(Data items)

# # #

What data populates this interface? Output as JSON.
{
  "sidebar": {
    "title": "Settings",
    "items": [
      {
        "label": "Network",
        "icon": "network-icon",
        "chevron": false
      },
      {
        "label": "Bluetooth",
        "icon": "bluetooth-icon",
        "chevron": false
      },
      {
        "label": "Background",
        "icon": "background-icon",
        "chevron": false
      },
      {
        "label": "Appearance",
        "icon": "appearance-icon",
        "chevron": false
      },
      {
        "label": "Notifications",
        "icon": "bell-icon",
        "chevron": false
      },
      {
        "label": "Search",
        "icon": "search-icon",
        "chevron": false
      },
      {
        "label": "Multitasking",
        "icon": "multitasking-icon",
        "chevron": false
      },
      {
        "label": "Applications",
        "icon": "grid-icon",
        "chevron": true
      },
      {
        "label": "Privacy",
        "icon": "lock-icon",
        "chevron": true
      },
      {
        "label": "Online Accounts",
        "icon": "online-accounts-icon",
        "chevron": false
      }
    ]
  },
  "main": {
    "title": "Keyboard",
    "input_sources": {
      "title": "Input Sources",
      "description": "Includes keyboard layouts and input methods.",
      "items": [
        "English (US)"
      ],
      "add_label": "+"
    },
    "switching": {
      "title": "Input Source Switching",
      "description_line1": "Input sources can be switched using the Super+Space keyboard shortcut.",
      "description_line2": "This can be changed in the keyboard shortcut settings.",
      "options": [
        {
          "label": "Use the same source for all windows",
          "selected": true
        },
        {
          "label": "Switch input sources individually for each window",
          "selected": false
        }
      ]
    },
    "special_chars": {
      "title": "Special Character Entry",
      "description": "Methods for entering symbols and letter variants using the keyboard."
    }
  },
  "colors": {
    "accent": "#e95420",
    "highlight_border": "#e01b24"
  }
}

# # #

§ GOAL: From the records above, pull out every line containing the word "shortcut".

§ RESPONSE TO THIS TASK:
      "description_line1": "Input sources can be switched using the Super+Space keyboard shortcut.",
      "description_line2": "This can be changed in the keyboard shortcut settings.",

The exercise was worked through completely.